Objective: All entries must be extracted exactly, with nothing added or dropped.

Data for processing:

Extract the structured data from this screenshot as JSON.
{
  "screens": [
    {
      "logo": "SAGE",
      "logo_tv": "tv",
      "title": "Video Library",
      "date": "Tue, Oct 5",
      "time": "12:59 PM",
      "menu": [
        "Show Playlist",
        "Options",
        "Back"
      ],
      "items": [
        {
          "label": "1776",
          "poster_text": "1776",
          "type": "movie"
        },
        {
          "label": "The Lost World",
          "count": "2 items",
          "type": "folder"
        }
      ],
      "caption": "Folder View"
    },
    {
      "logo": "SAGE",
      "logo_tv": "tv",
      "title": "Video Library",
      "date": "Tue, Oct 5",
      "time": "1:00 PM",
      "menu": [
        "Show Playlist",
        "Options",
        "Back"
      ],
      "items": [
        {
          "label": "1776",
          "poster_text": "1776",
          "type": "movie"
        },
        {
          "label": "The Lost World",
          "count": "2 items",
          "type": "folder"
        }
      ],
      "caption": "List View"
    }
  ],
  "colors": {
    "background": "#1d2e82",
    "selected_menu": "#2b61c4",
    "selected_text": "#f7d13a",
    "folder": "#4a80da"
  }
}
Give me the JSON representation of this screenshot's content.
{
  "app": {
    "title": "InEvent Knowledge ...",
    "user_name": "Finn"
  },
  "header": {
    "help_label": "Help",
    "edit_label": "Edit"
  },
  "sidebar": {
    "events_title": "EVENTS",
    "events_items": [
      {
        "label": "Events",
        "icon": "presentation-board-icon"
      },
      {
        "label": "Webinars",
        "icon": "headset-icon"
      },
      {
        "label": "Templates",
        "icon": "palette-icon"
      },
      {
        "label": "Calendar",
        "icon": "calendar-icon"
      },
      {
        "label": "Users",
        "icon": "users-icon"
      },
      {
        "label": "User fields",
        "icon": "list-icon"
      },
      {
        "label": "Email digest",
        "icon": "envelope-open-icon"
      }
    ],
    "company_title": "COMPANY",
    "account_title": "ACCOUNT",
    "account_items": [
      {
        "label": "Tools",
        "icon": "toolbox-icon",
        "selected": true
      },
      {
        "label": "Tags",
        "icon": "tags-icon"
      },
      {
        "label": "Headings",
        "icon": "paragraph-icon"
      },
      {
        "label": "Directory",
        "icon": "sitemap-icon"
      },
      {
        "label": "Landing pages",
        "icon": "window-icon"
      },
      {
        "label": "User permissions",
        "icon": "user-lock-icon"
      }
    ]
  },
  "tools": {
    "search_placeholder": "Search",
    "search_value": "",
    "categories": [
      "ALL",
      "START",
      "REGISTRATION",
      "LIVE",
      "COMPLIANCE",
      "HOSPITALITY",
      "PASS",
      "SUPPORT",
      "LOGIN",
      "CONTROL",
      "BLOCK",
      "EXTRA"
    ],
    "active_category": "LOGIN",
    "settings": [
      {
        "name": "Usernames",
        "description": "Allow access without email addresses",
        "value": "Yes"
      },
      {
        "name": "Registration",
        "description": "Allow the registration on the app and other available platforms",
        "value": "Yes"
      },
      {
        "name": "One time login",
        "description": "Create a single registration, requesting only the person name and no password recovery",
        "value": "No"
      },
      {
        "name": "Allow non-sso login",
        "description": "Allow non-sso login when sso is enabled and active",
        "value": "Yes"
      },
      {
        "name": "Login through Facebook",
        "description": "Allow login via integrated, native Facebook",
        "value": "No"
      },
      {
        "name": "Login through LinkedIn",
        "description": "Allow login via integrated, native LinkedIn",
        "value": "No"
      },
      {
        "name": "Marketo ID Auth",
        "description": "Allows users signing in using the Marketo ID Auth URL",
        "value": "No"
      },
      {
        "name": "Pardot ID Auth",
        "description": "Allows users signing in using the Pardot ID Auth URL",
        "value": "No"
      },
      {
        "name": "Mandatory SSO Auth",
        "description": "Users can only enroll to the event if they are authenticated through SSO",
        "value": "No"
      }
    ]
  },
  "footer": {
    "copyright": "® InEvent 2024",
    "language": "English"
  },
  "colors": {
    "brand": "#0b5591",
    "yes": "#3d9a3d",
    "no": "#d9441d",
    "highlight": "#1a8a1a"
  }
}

Task response:
Extract the structured data from this screenshot as JSON.
{
  "screens": [
    {
      "logo": "SAGE",
      "logo_tv": "tv",
      "title": "Video Library",
      "date": "Tue, Oct 5",
      "time": "12:59 PM",
      "menu": [
        "Show Playlist",
        "Options",
        "Back"
      ],
      "items": [
        {
          "label": "1776",
          "poster_text": "1776",
          "type": "movie"
        },
        {
          "label": "The Lost World",
          "count": "2 items",
          "type": "folder"
        }
      ],
      "caption": "Folder View"
    },
    {
      "logo": "SAGE",
      "logo_tv": "tv",
      "title": "Video Library",
      "date": "Tue, Oct 5",
      "time": "1:00 PM",
      "menu": [
        "Show Playlist",
        "Options",
        "Back"
      ],
      "items": [
        {
          "label": "1776",
          "poster_text": "1776",
          "type": "movie"
        },
        {
          "label": "The Lost World",
          "count": "2 items",
          "type": "folder"
        }
      ],
      "caption": "List View"
    }
  ],
  "colors": {
    "background": "#1d2e82",
    "selected_menu": "#2b61c4",
    "selected_text": "#f7d13a",
    "folder": "#4a80da"
  }
}
Give me the JSON representation of this screenshot's content.
{
  "app": {
    "title": "InEvent Knowledge ...",
    "user_name": "Finn"
  },
  "header": {
    "help_label": "Help",
    "edit_label": "Edit"
  },
  "sidebar": {
    "events_title": "EVENTS",
    "events_items": [
      {
        "label": "Events",
        "icon": "presentation-board-icon"
      },
      {
        "label": "Webinars",
        "icon": "headset-icon"
      },
      {
        "label": "Templates",
        "icon": "palette-icon"
      },
      {
        "label": "Calendar",
        "icon": "calendar-icon"
      },
      {
        "label": "Users",
        "icon": "users-icon"
      },
      {
        "label": "User fields",
        "icon": "list-icon"
      },
      {
        "label": "Email digest",
        "icon": "envelope-open-icon"
      }
    ],
    "company_title": "COMPANY",
    "account_title": "ACCOUNT",
    "account_items": [
      {
        "label": "Tools",
        "icon": "toolbox-icon",
        "selected": true
      },
      {
        "label": "Tags",
        "icon": "tags-icon"
      },
      {
        "label": "Headings",
        "icon": "paragraph-icon"
      },
      {
        "label": "Directory",
        "icon": "sitemap-icon"
      },
      {
        "label": "Landing pages",
        "icon": "window-icon"
      },
      {
        "label": "User permissions",
        "icon": "user-lock-icon"
      }
    ]
  },
  "tools": {
    "search_placeholder": "Search",
    "search_value": "",
    "categories": [
      "ALL",
      "START",
      "REGISTRATION",
      "LIVE",
      "COMPLIANCE",
      "HOSPITALITY",
      "PASS",
      "SUPPORT",
      "LOGIN",
      "CONTROL",
      "BLOCK",
      "EXTRA"
    ],
    "active_category": "LOGIN",
    "settings": [
      {
        "name": "Usernames",
        "description": "Allow access without email addresses",
        "value": "Yes"
      },
      {
        "name": "Registration",
        "description": "Allow the registration on the app and other available platforms",
        "value": "Yes"
      },
      {
        "name": "One time login",
        "description": "Create a single registration, requesting only the person name and no password recovery",
        "value": "No"
      },
      {
        "name": "Allow non-sso login",
        "description": "Allow non-sso login when sso is enabled and active",
        "value": "Yes"
      },
      {
        "name": "Login through Facebook",
        "description": "Allow login via integrated, native Facebook",
        "value": "No"
      },
      {
        "name": "Login through LinkedIn",
        "description": "Allow login via integrated, native LinkedIn",
        "value": "No"
      },
      {
        "name": "Marketo ID Auth",
        "description": "Allows users signing in using the Marketo ID Auth URL",
        "value": "No"
      },
      {
        "name": "Pardot ID Auth",
        "description": "Allows users signing in using the Pardot ID Auth URL",
        "value": "No"
      },
      {
        "name": "Mandatory SSO Auth",
        "description": "Users can only enroll to the event if they are authenticated through SSO",
        "value": "No"
      }
    ]
  },
  "footer": {
    "copyright": "® InEvent 2024",
    "language": "English"
  },
  "colors": {
    "brand": "#0b5591",
    "yes": "#3d9a3d",
    "no": "#d9441d",
    "highlight": "#1a8a1a"
  }
}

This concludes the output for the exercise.